▶ _AIM OF THE TASK_: Continue the forum thread about converting a string containing ő to RTF in C#, picking up right after its final line.

▶ _PASSAGE TO READ_:

════════

0

I have a method that converts strings to RTF-Strings.

For that i use the RichTextBox wich is provided by .NET the way it is described here:
How to convert a string to RTF in C#?

When I enter ő it returns {\rtf1 {'f5\f1}}. But that seems to be õ because I get that symbol, when I put it into a .rtf-file.

Why does that happen? And what can i do to solve this issue?

EDIT:

Here is the whole Method as i use it:

private static string ConvertToRtf(string text) {
        System.Windows.Forms.RichTextBox richTextBox = new System.Windows.Forms.RichTextBox();
        richTextBox.Text = text;
        int offset = richTextBox.Rtf.IndexOf(@"\f0\fs17") + 8;
        int length = richTextBox.Rtf.LastIndexOf(@"\par") - offset;
        string result = richTextBox.Rtf.Substring(offset, length).Substring(1);
        return result;
    }
Community
  • 1
  • 1
Torben L.
  • 73
  • 1
  • 10
  • Which encoding do you use? And what encoding is the RTF string in? – jgauffin Oct 31 '12 at 11:40
  • I set no encoding. And i though it would be huge advantage of RTF, that it has no different encodings? btw, i attached my code to my question. – Torben L. Oct 31 '12 at 11:47
  • RTF is not a Unicode encoding, it predates that standard and uses a crazy charset scheme. I can't repro your problem but we don't know anything about the default code page on your machine. Post the entire RTF string so we can see the code page. – Hans Passant Oct 31 '12 at 12:51
  • @HansPassant The whole RTF string of the rtfBox looks like this: {\\rtf1\\ansi\\ansicpg1252\\deff0\\deflang1031{\\fonttbl{\\f0\\fnil\\fcharset238 Microsoft Sans Serif;}{\\f1\\fnil\\fcharset0 Microsoft Sans Serif;}}\r\n\\viewkind4\\uc1\\pard\\f0\\fs17\\'f5\\f1\\par\r\n}\r\n – Torben L. Oct 31 '12 at 15:08

1 Answers1

0

The whole RTF string of the rtfBox looks like this (etc..)

════════

▶ _DATA_:

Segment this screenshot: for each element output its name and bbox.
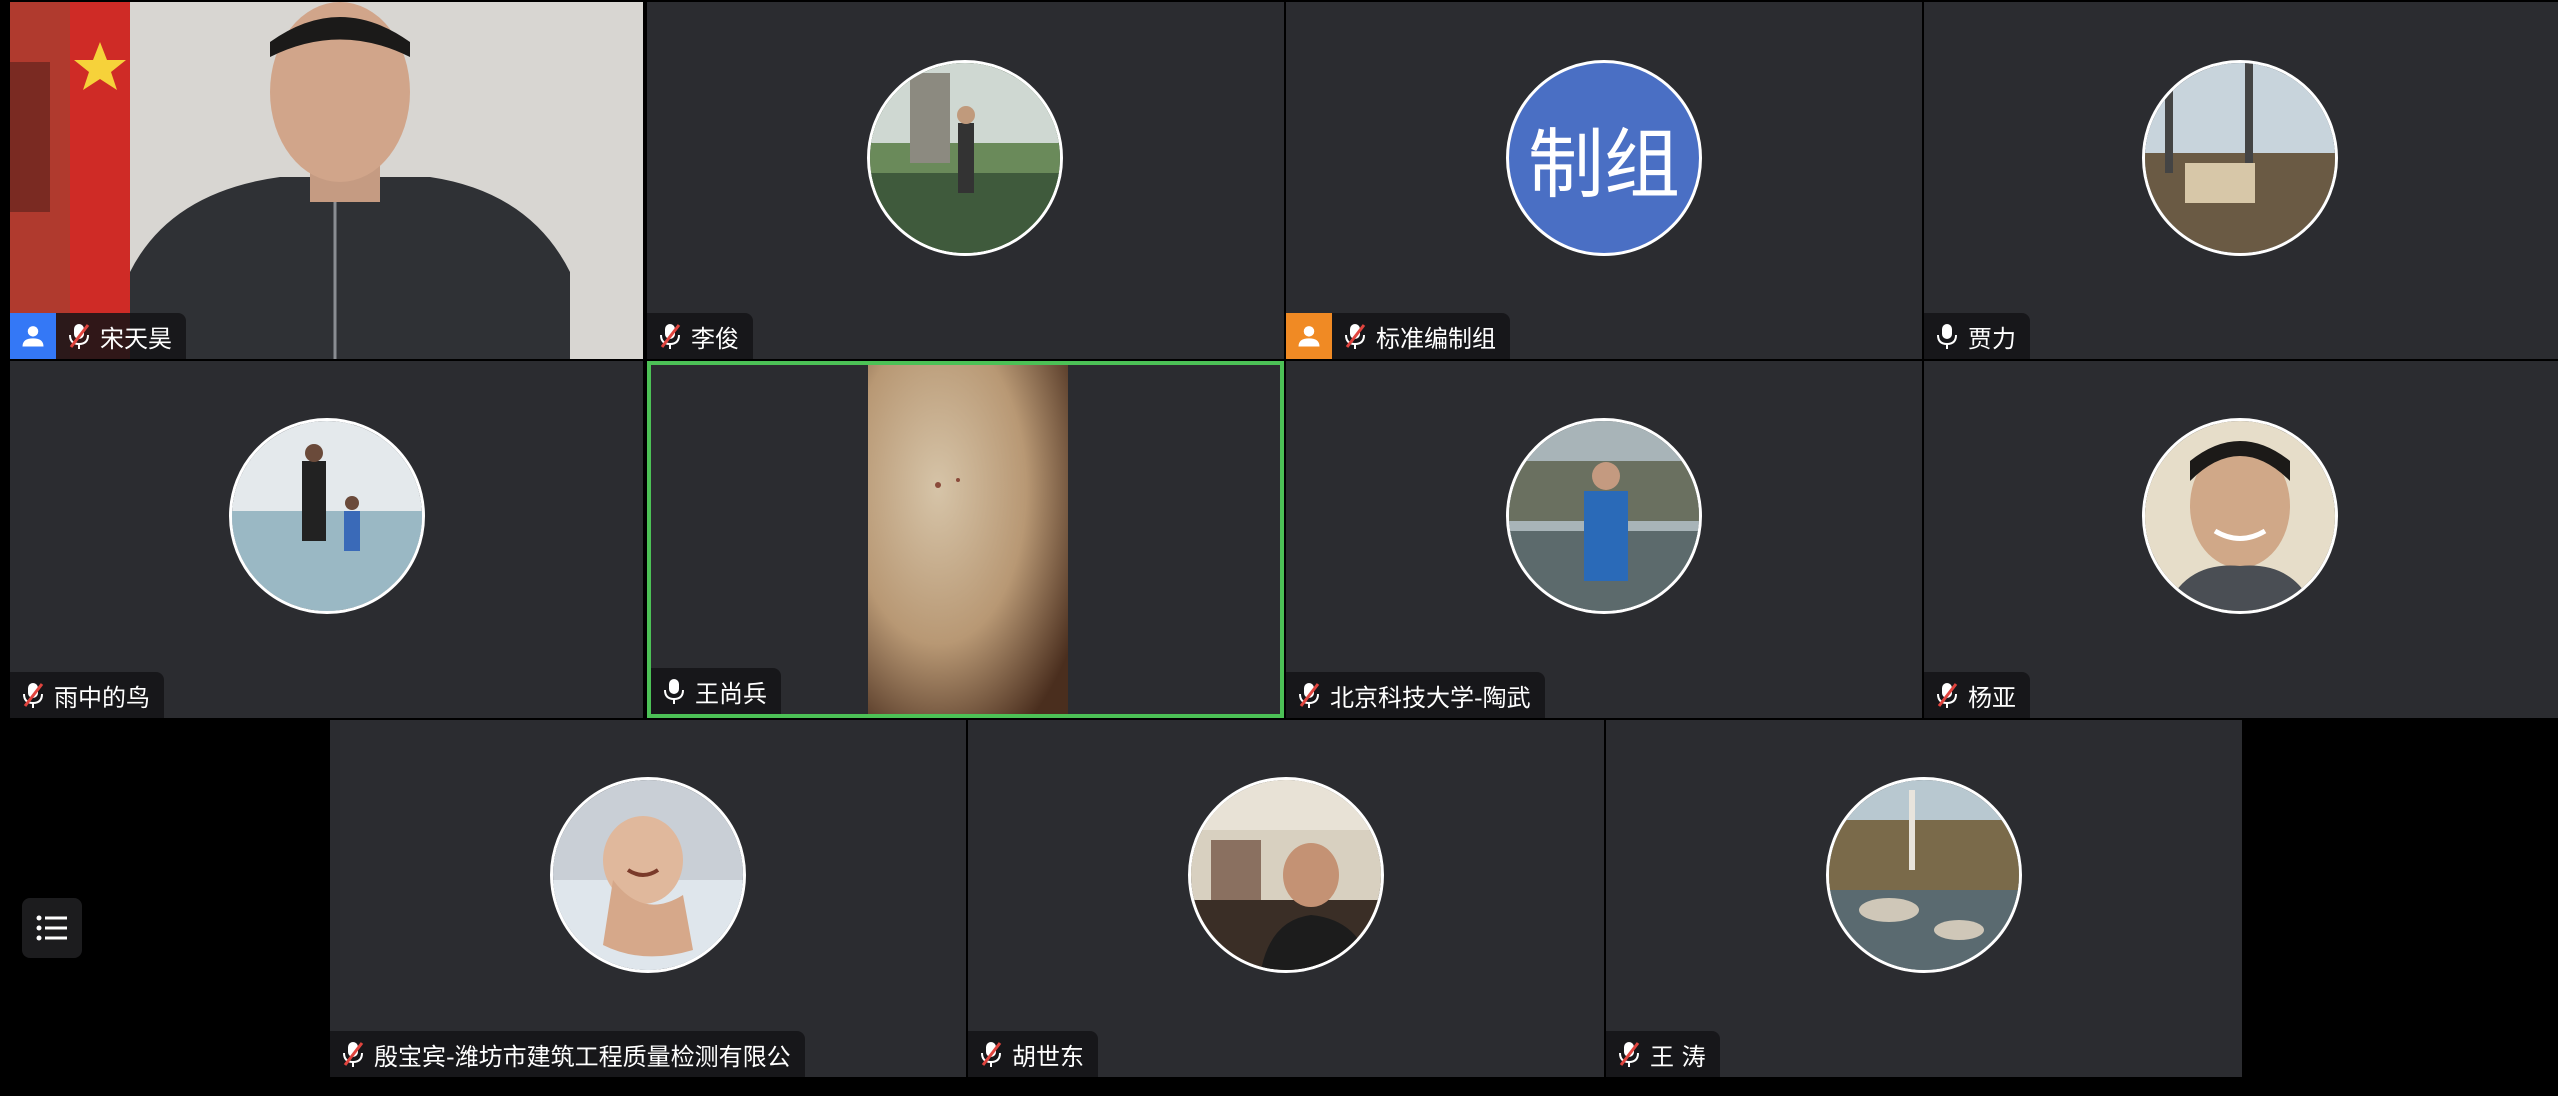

════════

▶ _RESPONSE FOR THIS EXERCISE_:
That's fine and displays correctly. Your code snippet however doesn't make sense. You cannot just take a sliver of RTF and hope it displays properly. Particularly the \f0 is important, that selects the charset. In this case character set 238, the charset for Eastern European languages. Note how the RTF contains the \fonttbl command to assign f0.

So if you copy that sliver of RTF and use it elsewhere, like in some other RTB that was not initialized with the same \fonttbl commands then you'll get a character from the wrong charset. Like charset 0, which indeed displays õ instead.

Well, now you know why Unicode was invented ;)

The workaround is to only copy text from the RichTextBox.Text property. That's Unicode.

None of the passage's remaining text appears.